[Data records]
++++

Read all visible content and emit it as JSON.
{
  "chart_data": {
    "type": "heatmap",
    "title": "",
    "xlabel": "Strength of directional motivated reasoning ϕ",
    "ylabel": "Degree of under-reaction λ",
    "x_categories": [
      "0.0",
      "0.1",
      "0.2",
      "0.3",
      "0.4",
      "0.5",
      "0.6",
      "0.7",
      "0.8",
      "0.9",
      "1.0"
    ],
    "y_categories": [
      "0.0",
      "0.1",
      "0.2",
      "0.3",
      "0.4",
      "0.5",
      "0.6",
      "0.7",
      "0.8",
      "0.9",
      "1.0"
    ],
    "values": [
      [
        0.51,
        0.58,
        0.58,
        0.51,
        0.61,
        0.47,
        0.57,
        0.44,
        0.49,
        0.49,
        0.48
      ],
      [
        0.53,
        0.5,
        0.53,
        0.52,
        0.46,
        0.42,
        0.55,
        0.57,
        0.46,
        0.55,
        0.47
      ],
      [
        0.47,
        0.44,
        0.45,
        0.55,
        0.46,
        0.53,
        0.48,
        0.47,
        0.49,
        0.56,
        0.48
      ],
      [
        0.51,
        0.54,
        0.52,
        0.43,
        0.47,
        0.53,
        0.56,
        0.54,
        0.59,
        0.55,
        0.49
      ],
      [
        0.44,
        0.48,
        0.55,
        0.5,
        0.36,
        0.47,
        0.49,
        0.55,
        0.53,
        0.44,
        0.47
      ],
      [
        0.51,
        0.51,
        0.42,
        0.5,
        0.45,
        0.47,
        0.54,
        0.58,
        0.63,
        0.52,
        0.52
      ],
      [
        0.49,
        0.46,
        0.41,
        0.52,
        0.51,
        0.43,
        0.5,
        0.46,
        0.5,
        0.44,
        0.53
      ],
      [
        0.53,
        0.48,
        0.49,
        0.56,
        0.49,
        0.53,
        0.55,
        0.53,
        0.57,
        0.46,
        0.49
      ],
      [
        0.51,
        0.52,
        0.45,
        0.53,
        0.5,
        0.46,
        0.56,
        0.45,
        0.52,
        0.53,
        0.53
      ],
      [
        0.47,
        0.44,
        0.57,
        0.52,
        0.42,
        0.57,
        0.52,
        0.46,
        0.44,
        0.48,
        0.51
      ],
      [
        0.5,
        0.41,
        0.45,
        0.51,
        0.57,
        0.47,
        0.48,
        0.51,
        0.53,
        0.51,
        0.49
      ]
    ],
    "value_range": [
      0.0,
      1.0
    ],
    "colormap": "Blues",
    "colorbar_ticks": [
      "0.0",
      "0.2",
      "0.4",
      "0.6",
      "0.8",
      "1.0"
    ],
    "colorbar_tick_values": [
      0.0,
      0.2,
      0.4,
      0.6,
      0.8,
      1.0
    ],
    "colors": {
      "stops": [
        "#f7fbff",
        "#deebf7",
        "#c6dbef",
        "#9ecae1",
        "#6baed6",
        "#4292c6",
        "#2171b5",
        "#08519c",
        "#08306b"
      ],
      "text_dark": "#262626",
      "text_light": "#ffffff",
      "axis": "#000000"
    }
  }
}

++++

[WHAT YOU SHOULD DO]
Reproduce every record above exactly as it appears.

[WORKED ANSWER]
Read all visible content and emit it as JSON.
{
  "chart_data": {
    "type": "heatmap",
    "title": "",
    "xlabel": "Strength of directional motivated reasoning ϕ",
    "ylabel": "Degree of under-reaction λ",
    "x_categories": [
      "0.0",
      "0.1",
      "0.2",
      "0.3",
      "0.4",
      "0.5",
      "0.6",
      "0.7",
      "0.8",
      "0.9",
      "1.0"
    ],
    "y_categories": [
      "0.0",
      "0.1",
      "0.2",
      "0.3",
      "0.4",
      "0.5",
      "0.6",
      "0.7",
      "0.8",
      "0.9",
      "1.0"
    ],
    "values": [
      [
        0.51,
        0.58,
        0.58,
        0.51,
        0.61,
        0.47,
        0.57,
        0.44,
        0.49,
        0.49,
        0.48
      ],
      [
        0.53,
        0.5,
        0.53,
        0.52,
        0.46,
        0.42,
        0.55,
        0.57,
        0.46,
        0.55,
        0.47
      ],
      [
        0.47,
        0.44,
        0.45,
        0.55,
        0.46,
        0.53,
        0.48,
        0.47,
        0.49,
        0.56,
        0.48
      ],
      [
        0.51,
        0.54,
        0.52,
        0.43,
        0.47,
        0.53,
        0.56,
        0.54,
        0.59,
        0.55,
        0.49
      ],
      [
        0.44,
        0.48,
        0.55,
        0.5,
        0.36,
        0.47,
        0.49,
        0.55,
        0.53,
        0.44,
        0.47
      ],
      [
        0.51,
        0.51,
        0.42,
        0.5,
        0.45,
        0.47,
        0.54,
        0.58,
        0.63,
        0.52,
        0.52
      ],
      [
        0.49,
        0.46,
        0.41,
        0.52,
        0.51,
        0.43,
        0.5,
        0.46,
        0.5,
        0.44,
        0.53
      ],
      [
        0.53,
        0.48,
        0.49,
        0.56,
        0.49,
        0.53,
        0.55,
        0.53,
        0.57,
        0.46,
        0.49
      ],
      [
        0.51,
        0.52,
        0.45,
        0.53,
        0.5,
        0.46,
        0.56,
        0.45,
        0.52,
        0.53,
        0.53
      ],
      [
        0.47,
        0.44,
        0.57,
        0.52,
        0.42,
        0.57,
        0.52,
        0.46,
        0.44,
        0.48,
        0.51
      ],
      [
        0.5,
        0.41,
        0.45,
        0.51,
        0.57,
        0.47,
        0.48,
        0.51,
        0.53,
        0.51,
        0.49
      ]
    ],
    "value_range": [
      0.0,
      1.0
    ],
    "colormap": "Blues",
    "colorbar_ticks": [
      "0.0",
      "0.2",
      "0.4",
      "0.6",
      "0.8",
      "1.0"
    ],
    "colorbar_tick_values": [
      0.0,
      0.2,
      0.4,
      0.6,
      0.8,
      1.0
    ],
    "colors": {
      "stops": [
        "#f7fbff",
        "#deebf7",
        "#c6dbef",
        "#9ecae1",
        "#6baed6",
        "#4292c6",
        "#2171b5",
        "#08519c",
        "#08306b"
      ],
      "text_dark": "#262626",
      "text_light": "#ffffff",
      "axis": "#000000"
    }
  }
}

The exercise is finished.